**Data section**
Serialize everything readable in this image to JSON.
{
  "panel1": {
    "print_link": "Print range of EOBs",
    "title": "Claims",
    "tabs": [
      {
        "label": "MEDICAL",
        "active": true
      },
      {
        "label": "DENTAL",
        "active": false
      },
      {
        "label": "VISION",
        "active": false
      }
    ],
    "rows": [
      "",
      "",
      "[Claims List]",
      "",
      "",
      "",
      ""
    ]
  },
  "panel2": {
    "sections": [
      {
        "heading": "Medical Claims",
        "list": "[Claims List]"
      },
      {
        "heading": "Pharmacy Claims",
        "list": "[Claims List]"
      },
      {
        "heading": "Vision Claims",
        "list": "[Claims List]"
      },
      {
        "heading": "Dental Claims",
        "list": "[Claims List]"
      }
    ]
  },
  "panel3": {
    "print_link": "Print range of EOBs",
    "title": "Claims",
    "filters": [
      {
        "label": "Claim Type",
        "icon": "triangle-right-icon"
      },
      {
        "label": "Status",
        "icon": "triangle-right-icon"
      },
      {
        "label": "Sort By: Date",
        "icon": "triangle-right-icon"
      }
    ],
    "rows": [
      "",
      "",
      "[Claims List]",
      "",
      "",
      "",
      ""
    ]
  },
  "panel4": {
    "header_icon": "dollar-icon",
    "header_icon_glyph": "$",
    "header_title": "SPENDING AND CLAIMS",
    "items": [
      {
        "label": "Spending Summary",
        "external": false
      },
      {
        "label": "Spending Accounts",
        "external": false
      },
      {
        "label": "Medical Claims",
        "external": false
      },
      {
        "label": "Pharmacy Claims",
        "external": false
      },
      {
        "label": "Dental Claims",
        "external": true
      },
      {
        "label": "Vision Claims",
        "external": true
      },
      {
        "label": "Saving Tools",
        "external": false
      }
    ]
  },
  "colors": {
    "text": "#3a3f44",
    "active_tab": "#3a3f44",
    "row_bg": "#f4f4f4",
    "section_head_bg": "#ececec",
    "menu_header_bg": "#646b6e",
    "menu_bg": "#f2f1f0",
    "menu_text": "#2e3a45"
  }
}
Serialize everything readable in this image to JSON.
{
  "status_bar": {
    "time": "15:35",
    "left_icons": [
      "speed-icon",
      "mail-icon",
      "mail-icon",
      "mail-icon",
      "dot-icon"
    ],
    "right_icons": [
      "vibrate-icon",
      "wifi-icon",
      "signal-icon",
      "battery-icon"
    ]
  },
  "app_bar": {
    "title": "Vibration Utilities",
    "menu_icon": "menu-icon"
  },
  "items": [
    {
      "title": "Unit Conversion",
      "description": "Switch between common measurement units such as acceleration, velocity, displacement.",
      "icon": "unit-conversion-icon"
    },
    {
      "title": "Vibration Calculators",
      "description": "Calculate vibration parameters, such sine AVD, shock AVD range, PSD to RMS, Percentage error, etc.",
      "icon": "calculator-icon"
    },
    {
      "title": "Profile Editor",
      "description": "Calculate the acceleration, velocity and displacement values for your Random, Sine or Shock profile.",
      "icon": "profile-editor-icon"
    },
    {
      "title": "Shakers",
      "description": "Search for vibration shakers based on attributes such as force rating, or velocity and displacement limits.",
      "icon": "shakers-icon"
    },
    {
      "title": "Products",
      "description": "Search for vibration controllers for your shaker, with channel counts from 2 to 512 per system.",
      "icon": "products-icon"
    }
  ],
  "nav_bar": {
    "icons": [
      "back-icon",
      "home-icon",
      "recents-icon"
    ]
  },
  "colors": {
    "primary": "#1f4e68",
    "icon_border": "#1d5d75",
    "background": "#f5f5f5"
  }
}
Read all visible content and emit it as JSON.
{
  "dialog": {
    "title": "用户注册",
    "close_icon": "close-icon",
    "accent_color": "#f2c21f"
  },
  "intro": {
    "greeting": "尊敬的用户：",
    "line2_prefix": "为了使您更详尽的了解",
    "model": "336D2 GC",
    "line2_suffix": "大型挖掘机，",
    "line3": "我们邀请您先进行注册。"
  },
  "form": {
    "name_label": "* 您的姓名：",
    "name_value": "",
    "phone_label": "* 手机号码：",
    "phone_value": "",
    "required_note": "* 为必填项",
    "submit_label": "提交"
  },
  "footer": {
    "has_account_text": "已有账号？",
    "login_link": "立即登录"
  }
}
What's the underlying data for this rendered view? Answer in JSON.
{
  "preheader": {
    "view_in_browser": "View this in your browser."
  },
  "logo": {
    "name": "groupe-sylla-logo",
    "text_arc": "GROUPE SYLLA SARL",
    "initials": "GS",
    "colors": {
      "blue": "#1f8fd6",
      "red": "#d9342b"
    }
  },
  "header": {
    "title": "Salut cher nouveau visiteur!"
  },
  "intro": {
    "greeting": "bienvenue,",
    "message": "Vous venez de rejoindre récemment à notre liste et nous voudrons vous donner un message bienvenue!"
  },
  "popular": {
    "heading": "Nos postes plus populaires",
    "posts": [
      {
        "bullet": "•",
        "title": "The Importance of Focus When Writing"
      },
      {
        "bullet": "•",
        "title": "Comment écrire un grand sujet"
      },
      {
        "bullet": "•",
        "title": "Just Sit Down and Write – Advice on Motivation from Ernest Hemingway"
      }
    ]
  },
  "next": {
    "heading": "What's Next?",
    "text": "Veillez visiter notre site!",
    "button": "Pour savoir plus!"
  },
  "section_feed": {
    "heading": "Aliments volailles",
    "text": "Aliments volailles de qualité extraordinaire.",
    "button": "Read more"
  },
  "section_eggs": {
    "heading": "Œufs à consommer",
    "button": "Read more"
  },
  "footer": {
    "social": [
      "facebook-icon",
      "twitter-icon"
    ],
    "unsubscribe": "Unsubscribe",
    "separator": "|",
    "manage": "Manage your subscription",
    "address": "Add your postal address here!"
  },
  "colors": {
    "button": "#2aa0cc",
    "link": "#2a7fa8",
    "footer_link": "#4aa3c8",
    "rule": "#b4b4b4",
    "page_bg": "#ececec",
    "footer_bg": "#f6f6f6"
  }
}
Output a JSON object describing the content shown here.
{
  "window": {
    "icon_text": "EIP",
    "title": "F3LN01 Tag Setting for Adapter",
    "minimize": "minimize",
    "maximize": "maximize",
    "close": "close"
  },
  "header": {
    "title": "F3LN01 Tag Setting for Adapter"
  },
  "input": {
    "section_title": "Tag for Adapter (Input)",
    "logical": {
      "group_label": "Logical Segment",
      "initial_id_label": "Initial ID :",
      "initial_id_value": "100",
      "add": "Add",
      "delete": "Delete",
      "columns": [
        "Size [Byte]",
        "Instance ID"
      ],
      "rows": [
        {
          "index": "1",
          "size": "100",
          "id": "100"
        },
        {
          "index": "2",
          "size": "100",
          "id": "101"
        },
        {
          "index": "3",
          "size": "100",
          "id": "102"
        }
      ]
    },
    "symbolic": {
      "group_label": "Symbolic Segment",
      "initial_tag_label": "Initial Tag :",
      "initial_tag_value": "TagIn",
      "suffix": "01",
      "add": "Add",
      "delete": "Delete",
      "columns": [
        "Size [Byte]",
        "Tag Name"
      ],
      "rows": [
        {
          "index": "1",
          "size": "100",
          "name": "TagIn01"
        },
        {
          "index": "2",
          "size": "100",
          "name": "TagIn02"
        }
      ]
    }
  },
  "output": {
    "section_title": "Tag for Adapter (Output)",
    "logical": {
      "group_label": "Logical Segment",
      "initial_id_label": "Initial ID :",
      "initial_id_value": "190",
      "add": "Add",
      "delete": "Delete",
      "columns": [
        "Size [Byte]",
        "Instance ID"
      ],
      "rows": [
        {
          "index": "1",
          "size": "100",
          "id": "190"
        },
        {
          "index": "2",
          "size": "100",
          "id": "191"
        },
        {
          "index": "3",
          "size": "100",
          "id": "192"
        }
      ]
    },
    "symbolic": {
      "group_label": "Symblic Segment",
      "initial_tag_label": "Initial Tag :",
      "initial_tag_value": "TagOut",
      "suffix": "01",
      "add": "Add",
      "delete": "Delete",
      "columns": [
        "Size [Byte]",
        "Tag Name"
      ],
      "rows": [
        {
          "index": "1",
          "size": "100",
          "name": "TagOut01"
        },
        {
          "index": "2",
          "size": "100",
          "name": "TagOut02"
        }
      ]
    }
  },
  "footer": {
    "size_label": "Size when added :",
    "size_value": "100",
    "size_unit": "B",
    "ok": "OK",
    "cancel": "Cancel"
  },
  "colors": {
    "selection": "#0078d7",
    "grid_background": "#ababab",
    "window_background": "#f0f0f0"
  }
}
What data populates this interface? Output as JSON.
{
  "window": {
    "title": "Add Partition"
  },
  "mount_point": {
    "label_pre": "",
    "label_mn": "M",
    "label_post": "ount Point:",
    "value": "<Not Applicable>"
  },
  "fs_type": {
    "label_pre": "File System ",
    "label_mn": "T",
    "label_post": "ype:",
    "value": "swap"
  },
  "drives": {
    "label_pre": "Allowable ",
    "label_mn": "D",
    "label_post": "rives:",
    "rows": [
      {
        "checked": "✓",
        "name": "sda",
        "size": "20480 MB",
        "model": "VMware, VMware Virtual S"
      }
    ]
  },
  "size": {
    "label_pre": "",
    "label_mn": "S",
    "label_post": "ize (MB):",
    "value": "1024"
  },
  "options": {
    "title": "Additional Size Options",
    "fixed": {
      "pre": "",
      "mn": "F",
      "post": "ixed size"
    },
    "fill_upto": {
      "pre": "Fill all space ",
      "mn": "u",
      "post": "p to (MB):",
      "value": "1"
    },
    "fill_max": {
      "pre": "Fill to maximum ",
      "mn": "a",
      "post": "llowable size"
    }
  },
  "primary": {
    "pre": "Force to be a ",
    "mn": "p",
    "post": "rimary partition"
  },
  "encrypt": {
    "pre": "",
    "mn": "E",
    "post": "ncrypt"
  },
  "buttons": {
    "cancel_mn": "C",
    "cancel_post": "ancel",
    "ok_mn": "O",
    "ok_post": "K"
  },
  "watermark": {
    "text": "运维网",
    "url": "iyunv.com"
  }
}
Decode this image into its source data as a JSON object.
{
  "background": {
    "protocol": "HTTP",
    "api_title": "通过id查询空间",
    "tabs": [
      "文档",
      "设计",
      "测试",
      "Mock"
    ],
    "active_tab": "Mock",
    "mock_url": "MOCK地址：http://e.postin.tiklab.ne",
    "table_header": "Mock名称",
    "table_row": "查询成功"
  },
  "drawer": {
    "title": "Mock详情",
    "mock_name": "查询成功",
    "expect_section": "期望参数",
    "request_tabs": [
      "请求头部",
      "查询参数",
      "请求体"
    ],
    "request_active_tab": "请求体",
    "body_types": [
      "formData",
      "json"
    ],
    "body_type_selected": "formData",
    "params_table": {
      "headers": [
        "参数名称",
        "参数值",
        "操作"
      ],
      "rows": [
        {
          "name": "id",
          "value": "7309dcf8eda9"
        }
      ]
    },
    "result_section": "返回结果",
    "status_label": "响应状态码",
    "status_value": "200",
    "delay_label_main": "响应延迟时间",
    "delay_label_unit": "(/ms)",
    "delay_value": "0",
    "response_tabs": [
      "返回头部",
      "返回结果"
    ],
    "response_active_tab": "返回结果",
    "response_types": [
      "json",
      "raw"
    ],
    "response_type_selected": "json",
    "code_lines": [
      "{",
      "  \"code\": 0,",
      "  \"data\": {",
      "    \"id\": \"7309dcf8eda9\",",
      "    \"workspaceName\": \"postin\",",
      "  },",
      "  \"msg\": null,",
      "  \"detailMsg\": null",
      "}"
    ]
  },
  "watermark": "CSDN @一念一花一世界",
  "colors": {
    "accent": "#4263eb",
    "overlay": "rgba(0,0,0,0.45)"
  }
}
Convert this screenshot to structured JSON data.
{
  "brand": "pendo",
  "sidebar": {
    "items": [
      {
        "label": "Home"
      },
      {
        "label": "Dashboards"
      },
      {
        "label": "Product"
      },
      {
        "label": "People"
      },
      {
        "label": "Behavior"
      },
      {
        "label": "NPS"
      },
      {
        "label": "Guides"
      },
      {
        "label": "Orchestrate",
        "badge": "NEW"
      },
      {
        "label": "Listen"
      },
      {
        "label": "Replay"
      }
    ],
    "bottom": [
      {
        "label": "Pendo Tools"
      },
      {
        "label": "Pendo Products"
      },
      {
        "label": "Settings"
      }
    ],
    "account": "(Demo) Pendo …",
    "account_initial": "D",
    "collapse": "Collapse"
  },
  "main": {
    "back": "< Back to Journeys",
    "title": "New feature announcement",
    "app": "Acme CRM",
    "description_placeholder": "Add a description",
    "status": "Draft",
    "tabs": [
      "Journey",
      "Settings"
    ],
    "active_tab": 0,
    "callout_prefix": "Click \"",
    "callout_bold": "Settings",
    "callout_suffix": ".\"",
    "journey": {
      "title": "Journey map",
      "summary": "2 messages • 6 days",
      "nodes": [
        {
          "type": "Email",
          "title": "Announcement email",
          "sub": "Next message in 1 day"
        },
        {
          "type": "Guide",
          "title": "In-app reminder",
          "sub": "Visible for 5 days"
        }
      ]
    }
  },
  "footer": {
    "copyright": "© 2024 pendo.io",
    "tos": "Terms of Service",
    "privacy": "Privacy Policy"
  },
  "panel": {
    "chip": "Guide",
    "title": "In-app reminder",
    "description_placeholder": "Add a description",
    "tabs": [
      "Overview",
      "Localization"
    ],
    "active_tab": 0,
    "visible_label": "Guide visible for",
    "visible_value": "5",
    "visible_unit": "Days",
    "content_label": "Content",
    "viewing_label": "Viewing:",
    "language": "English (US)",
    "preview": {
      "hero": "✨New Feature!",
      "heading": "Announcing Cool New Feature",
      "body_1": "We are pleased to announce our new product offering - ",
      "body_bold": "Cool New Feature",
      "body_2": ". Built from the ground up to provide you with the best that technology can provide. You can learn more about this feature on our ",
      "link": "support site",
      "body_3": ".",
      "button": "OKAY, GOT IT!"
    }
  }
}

**Problem details**
Extract every line that has the string "with" in it.

**Expected answer**
      "description": "Search for vibration controllers for your shaker, with channel counts from 2 to 512 per system.",
      "body_2": ". Built from the ground up to provide you with the best that technology can provide. You can learn more about this feature on our ",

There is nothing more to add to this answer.